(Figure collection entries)
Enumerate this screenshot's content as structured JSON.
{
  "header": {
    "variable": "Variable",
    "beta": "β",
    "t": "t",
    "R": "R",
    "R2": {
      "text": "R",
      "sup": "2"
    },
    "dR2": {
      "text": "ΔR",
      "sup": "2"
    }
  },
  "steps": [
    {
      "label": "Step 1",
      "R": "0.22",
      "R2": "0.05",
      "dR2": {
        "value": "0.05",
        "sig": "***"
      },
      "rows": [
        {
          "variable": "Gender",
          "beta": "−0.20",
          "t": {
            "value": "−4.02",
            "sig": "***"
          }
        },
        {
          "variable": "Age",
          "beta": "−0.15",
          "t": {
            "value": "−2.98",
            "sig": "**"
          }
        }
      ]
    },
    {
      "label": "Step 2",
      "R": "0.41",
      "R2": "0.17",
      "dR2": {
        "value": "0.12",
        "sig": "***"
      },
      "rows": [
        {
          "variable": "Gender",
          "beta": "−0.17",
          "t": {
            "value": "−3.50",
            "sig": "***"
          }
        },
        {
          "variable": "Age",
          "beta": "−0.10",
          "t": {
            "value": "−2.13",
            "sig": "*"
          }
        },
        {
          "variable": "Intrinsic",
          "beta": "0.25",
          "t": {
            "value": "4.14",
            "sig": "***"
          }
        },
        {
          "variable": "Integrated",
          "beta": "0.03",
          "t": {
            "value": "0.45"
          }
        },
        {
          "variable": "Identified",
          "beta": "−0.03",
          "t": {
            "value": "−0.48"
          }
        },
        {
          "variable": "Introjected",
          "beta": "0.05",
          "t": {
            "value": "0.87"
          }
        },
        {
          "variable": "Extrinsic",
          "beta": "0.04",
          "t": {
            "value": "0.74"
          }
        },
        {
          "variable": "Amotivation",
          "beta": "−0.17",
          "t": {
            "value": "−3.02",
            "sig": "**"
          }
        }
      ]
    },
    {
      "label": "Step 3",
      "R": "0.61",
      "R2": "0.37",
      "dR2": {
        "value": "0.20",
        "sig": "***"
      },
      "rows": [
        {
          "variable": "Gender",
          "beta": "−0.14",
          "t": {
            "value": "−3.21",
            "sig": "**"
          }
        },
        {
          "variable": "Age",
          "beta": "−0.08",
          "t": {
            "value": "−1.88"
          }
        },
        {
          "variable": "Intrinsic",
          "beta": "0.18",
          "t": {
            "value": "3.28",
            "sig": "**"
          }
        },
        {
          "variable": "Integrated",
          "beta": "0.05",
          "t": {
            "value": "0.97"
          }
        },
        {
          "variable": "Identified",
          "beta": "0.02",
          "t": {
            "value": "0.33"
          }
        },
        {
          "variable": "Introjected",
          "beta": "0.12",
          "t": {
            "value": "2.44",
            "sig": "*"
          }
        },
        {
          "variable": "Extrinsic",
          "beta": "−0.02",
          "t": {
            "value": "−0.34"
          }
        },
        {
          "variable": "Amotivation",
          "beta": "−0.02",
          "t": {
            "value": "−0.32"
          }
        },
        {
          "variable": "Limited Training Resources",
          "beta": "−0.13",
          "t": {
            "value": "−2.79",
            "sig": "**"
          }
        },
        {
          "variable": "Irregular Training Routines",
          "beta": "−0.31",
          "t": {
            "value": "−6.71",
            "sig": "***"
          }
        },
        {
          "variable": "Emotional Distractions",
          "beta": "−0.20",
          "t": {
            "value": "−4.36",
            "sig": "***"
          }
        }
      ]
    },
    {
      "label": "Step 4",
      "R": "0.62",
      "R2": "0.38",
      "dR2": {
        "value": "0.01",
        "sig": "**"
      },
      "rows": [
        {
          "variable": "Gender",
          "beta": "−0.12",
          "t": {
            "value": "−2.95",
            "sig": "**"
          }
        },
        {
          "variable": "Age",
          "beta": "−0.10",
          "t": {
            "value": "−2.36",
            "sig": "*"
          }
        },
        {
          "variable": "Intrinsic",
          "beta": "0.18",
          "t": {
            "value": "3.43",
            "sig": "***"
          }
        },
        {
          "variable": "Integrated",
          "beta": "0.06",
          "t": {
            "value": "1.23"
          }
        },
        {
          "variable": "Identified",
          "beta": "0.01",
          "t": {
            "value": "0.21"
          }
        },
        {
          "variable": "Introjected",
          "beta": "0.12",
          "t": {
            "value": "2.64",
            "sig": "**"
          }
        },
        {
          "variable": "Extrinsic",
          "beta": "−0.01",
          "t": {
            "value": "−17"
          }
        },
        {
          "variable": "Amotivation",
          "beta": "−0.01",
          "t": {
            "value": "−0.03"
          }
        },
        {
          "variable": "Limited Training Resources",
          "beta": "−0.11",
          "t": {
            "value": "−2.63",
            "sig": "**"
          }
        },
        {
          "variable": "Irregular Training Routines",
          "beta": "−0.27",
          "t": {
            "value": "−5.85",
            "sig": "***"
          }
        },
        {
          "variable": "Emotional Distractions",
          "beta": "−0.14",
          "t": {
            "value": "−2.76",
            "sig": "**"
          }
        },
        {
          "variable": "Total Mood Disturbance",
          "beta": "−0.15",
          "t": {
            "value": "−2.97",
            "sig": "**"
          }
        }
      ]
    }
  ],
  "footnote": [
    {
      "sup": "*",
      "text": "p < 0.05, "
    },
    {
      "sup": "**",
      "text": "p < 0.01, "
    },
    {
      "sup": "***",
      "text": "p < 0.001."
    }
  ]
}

◆ **SHORT TASK**
Gather each line holding the string "text".

◆ **REPLY**
      "text": "R",
      "text": "ΔR",
      "text": "p < 0.05, "
      "text": "p < 0.01, "
      "text": "p < 0.001."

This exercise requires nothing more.